What the task requires: Go through the material and write it all out exactly, minus the pictures.

Dataset content:

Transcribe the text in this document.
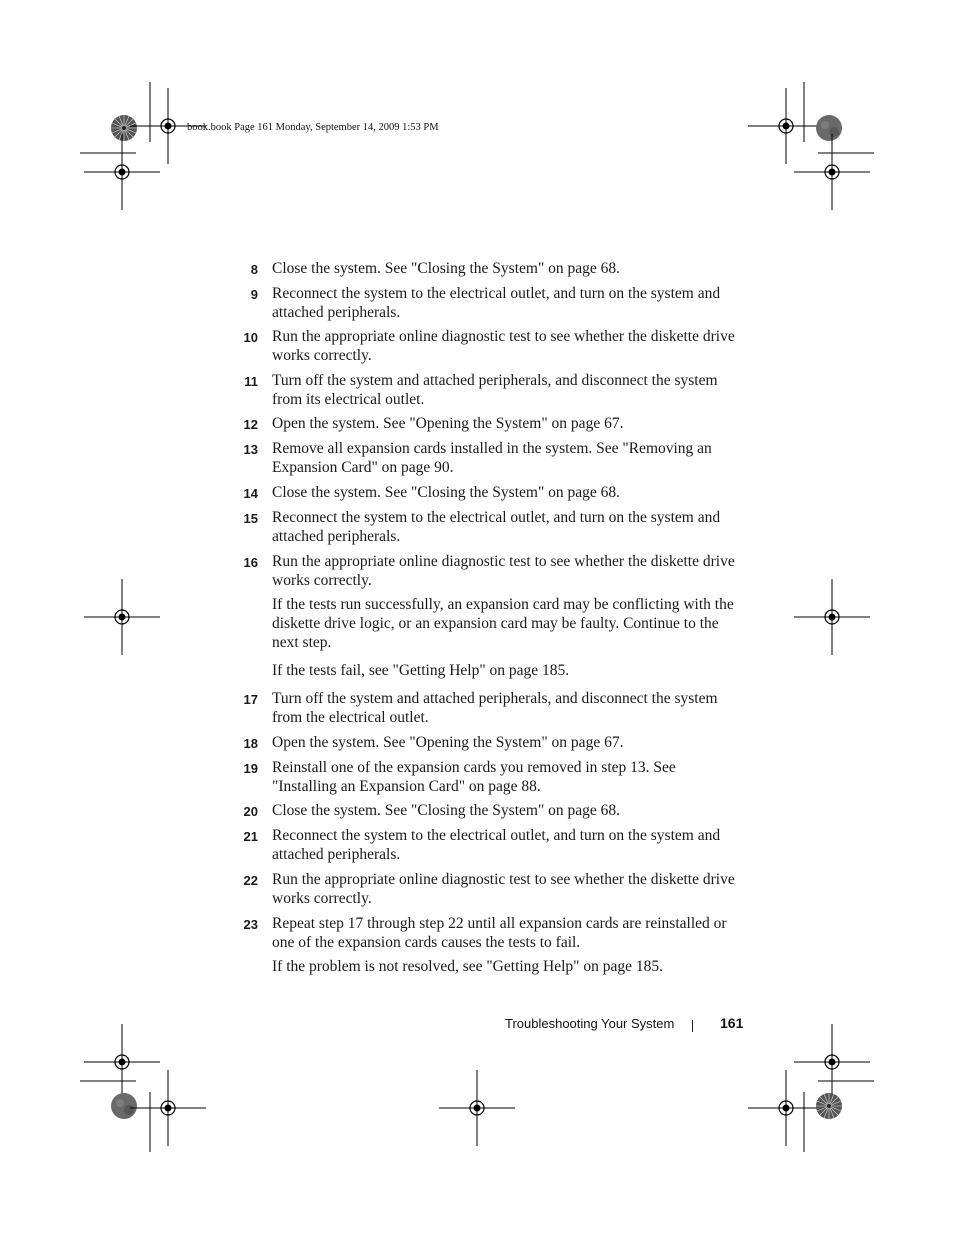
book.book Page 161 Monday, September 14, 2009 1:53 PM
8 Close the system. See "Closing the System" on page 68.
9 Reconnect the system to the electrical outlet, and turn on the system and attached peripherals.
10 Run the appropriate online diagnostic test to see whether the diskette drive works correctly.
11 Turn off the system and attached peripherals, and disconnect the system from its electrical outlet.
12 Open the system. See "Opening the System" on page 67.
13 Remove all expansion cards installed in the system. See "Removing an Expansion Card" on page 90.
14 Close the system. See "Closing the System" on page 68.
15 Reconnect the system to the electrical outlet, and turn on the system and attached peripherals.
16 Run the appropriate online diagnostic test to see whether the diskette drive works correctly.
If the tests run successfully, an expansion card may be conflicting with the diskette drive logic, or an expansion card may be faulty. Continue to the next step.
If the tests fail, see "Getting Help" on page 185.
17 Turn off the system and attached peripherals, and disconnect the system from the electrical outlet.
18 Open the system. See "Opening the System" on page 67.
19 Reinstall one of the expansion cards you removed in step 13. See "Installing an Expansion Card" on page 88.
20 Close the system. See "Closing the System" on page 68.
21 Reconnect the system to the electrical outlet, and turn on the system and attached peripherals.
22 Run the appropriate online diagnostic test to see whether the diskette drive works correctly.
23 Repeat step 17 through step 22 until all expansion cards are reinstalled or one of the expansion cards causes the tests to fail.
If the problem is not resolved, see "Getting Help" on page 185.
Troubleshooting Your System	161
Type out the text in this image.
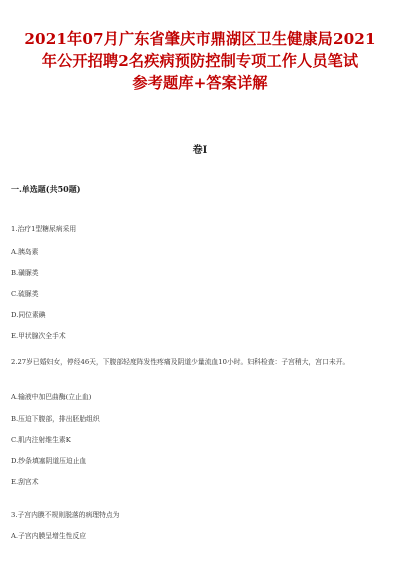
2021年07月广东省肇庆市鼎湖区卫生健康局2021
年公开招聘2名疾病预防控制专项工作人员笔试
参考题库+答案详解
卷I
一.单选题(共50题)
1.治疗1型糖尿病采用
A.胰岛素
B.磺脲类
C.硫脲类
D.同位素碘
E.甲状腺次全手术
2.27岁已婚妇女，停经46天，下腹部轻度阵发性疼痛及阴道少量流血10小时。妇科检查：子宫稍大，宫口未开。
A.输液中加巴曲酶(立止血)
B.压迫下腹部，排出胚胎组织
C.肌内注射维生素K
D.纱条填塞阴道压迫止血
E.刮宫术
3.子宫内膜不规则脱落的病理特点为
A.子宫内膜呈增生性反应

Solution for this problem:
Transcribe the text in this document.
book.book Page 161 Monday, September 14, 2009 1:53 PM
8 Close the system. See "Closing the System" on page 68.
9 Reconnect the system to the electrical outlet, and turn on the system and attached peripherals.
10 Run the appropriate online diagnostic test to see whether the diskette drive works correctly.
11 Turn off the system and attached peripherals, and disconnect the system from its electrical outlet.
12 Open the system. See "Opening the System" on page 67.
13 Remove all expansion cards installed in the system. See "Removing an Expansion Card" on page 90.
14 Close the system. See "Closing the System" on page 68.
15 Reconnect the system to the electrical outlet, and turn on the system and attached peripherals.
16 Run the appropriate online diagnostic test to see whether the diskette drive works correctly.
If the tests run successfully, an expansion card may be conflicting with the diskette drive logic, or an expansion card may be faulty. Continue to the next step.
If the tests fail, see "Getting Help" on page 185.
17 Turn off the system and attached peripherals, and disconnect the system from the electrical outlet.
18 Open the system. See "Opening the System" on page 67.
19 Reinstall one of the expansion cards you removed in step 13. See "Installing an Expansion Card" on page 88.
20 Close the system. See "Closing the System" on page 68.
21 Reconnect the system to the electrical outlet, and turn on the system and attached peripherals.
22 Run the appropriate online diagnostic test to see whether the diskette drive works correctly.
23 Repeat step 17 through step 22 until all expansion cards are reinstalled or one of the expansion cards causes the tests to fail.
If the problem is not resolved, see "Getting Help" on page 185.
Troubleshooting Your System	161
Type out the text in this image.
2021年07月广东省肇庆市鼎湖区卫生健康局2021
年公开招聘2名疾病预防控制专项工作人员笔试
参考题库+答案详解
卷I
一.单选题(共50题)
1.治疗1型糖尿病采用
A.胰岛素
B.磺脲类
C.硫脲类
D.同位素碘
E.甲状腺次全手术
2.27岁已婚妇女，停经46天，下腹部轻度阵发性疼痛及阴道少量流血10小时。妇科检查：子宫稍大，宫口未开。
A.输液中加巴曲酶(立止血)
B.压迫下腹部，排出胚胎组织
C.肌内注射维生素K
D.纱条填塞阴道压迫止血
E.刮宫术
3.子宫内膜不规则脱落的病理特点为
A.子宫内膜呈增生性反应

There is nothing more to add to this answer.